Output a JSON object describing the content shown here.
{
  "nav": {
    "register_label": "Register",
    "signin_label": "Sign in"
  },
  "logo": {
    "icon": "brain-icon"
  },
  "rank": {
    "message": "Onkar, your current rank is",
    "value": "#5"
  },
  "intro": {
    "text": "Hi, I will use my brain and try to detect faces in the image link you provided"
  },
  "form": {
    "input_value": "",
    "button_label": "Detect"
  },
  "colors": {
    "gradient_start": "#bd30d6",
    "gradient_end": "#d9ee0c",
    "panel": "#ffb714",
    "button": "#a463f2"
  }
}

What to do =>
Reproduce the complete set of lines precisely as supplied.

Reply =>
Output a JSON object describing the content shown here.
{
  "nav": {
    "register_label": "Register",
    "signin_label": "Sign in"
  },
  "logo": {
    "icon": "brain-icon"
  },
  "rank": {
    "message": "Onkar, your current rank is",
    "value": "#5"
  },
  "intro": {
    "text": "Hi, I will use my brain and try to detect faces in the image link you provided"
  },
  "form": {
    "input_value": "",
    "button_label": "Detect"
  },
  "colors": {
    "gradient_start": "#bd30d6",
    "gradient_end": "#d9ee0c",
    "panel": "#ffb714",
    "button": "#a463f2"
  }
}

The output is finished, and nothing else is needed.